== THE PROBLEM ==
Every line from the one with "Output a JSON" to the end of the data needs to be copied exactly, and no line before it.

== INFORMATION SUPPLIED ==

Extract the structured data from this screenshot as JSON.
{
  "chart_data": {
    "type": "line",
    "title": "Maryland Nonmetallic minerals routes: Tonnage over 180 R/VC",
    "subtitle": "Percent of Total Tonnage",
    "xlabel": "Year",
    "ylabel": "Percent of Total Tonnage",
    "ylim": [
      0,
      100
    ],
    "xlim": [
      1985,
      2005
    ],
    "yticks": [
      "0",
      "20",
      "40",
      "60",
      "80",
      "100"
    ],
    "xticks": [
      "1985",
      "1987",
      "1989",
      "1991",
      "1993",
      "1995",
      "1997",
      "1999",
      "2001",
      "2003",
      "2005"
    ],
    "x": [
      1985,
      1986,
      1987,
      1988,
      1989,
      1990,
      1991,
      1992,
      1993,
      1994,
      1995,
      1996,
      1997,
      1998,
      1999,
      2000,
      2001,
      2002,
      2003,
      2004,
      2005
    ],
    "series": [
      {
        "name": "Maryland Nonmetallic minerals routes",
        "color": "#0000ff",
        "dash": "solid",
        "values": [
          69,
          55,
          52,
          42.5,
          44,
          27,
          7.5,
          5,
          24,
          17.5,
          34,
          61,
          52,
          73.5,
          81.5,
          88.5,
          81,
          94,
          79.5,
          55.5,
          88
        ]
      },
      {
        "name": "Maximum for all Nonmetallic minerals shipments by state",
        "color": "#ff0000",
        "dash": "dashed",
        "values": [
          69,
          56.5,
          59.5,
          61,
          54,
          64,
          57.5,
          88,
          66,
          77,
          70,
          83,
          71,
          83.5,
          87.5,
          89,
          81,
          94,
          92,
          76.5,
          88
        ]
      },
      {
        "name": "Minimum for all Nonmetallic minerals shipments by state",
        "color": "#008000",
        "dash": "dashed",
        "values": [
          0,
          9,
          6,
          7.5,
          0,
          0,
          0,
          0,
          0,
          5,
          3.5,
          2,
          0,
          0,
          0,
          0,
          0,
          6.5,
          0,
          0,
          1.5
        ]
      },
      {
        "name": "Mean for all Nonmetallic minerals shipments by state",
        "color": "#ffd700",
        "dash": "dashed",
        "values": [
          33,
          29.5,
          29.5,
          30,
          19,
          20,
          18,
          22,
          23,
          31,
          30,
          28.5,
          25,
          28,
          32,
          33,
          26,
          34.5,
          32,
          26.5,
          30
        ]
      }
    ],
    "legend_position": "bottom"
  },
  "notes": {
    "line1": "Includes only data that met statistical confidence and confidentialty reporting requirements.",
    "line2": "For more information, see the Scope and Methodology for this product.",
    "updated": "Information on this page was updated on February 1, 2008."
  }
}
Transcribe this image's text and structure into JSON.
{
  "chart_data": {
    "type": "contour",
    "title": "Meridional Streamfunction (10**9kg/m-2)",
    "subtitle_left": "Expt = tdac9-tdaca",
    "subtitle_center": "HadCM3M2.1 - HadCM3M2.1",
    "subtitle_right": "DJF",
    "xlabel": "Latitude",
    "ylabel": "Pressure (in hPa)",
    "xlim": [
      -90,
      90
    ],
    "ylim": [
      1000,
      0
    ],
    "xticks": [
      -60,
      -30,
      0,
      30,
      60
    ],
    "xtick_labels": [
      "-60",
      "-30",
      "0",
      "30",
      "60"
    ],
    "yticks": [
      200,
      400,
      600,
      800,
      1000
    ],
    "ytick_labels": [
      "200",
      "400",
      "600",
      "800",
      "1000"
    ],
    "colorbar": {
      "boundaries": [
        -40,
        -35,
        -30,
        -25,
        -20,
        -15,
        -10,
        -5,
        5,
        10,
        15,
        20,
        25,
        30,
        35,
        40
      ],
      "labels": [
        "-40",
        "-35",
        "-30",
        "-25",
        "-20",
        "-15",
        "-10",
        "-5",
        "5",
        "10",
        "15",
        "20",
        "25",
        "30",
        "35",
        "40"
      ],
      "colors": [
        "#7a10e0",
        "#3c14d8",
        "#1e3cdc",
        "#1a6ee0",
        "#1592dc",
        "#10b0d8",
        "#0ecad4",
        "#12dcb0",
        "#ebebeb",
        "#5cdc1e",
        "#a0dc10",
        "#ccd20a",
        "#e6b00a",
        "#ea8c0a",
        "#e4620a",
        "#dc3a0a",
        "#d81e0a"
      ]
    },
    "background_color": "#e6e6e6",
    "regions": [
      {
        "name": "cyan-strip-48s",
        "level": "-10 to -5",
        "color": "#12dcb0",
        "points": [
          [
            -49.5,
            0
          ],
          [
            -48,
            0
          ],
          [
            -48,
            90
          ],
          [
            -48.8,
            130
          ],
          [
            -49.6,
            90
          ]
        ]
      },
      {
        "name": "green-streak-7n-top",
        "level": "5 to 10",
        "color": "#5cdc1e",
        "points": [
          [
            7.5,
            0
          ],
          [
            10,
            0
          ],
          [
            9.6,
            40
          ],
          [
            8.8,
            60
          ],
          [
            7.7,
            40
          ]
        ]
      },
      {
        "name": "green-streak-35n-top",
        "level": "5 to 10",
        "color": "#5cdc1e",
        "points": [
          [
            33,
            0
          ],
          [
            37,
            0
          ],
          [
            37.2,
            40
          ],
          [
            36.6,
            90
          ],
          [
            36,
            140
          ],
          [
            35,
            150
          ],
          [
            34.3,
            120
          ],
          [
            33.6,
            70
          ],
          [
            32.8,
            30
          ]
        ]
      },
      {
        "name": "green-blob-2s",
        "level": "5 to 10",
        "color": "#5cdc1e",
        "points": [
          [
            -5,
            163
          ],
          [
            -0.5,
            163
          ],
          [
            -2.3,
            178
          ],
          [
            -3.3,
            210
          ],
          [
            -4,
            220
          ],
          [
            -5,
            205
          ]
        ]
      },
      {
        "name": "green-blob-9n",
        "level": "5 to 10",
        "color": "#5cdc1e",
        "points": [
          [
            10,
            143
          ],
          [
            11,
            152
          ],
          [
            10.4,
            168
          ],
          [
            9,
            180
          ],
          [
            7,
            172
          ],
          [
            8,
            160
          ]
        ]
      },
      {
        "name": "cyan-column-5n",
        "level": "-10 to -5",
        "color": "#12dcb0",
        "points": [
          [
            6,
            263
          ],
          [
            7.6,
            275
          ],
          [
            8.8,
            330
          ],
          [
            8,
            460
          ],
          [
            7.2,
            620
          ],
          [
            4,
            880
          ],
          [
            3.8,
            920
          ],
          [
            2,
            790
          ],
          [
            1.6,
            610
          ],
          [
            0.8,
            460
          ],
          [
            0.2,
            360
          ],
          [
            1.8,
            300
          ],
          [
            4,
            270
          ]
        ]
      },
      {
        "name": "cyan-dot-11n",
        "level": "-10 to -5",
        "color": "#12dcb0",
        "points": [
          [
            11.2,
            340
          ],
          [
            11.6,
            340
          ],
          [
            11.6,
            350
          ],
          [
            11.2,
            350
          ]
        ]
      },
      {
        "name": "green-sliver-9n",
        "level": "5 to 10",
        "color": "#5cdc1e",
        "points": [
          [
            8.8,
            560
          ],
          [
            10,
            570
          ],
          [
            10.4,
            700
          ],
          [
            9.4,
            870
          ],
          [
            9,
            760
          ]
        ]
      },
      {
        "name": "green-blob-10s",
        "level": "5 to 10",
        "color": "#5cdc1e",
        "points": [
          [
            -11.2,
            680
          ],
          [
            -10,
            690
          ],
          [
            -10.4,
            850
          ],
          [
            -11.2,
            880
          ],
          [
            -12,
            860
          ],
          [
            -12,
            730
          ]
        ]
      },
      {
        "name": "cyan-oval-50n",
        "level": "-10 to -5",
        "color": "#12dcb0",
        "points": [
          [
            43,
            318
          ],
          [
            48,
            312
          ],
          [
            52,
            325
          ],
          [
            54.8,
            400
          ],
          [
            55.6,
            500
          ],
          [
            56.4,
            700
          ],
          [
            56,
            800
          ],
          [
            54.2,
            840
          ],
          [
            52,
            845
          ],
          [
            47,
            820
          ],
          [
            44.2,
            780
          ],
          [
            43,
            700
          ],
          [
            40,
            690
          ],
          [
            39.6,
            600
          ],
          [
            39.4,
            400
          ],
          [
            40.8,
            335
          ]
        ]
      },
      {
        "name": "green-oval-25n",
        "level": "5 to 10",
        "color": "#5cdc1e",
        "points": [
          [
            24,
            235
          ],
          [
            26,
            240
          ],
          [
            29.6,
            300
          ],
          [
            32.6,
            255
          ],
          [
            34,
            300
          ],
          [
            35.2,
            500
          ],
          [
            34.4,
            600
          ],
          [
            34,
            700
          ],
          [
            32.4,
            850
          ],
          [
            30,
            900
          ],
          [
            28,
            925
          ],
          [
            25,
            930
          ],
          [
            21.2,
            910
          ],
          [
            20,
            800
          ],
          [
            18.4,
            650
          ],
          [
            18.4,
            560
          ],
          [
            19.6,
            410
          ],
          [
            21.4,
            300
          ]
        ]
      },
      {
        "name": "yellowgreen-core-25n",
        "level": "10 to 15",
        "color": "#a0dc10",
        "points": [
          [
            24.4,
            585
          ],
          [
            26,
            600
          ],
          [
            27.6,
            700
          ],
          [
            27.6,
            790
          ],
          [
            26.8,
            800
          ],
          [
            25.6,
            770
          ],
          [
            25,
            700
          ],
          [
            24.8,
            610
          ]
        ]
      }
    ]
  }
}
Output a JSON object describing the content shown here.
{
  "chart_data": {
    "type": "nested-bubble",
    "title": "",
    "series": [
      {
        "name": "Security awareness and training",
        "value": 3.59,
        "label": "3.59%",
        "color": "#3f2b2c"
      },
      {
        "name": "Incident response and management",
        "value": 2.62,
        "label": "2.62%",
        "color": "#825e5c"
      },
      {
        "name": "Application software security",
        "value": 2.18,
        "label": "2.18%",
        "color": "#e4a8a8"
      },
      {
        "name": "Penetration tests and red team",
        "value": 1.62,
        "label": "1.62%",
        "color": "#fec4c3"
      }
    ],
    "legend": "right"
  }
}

== EXERCISE OUTPUT ==
Output a JSON object describing the content shown here.
{
  "chart_data": {
    "type": "nested-bubble",
    "title": "",
    "series": [
      {
        "name": "Security awareness and training",
        "value": 3.59,
        "label": "3.59%",
        "color": "#3f2b2c"
      },
      {
        "name": "Incident response and management",
        "value": 2.62,
        "label": "2.62%",
        "color": "#825e5c"
      },
      {
        "name": "Application software security",
        "value": 2.18,
        "label": "2.18%",
        "color": "#e4a8a8"
      },
      {
        "name": "Penetration tests and red team",
        "value": 1.62,
        "label": "1.62%",
        "color": "#fec4c3"
      }
    ],
    "legend": "right"
  }
}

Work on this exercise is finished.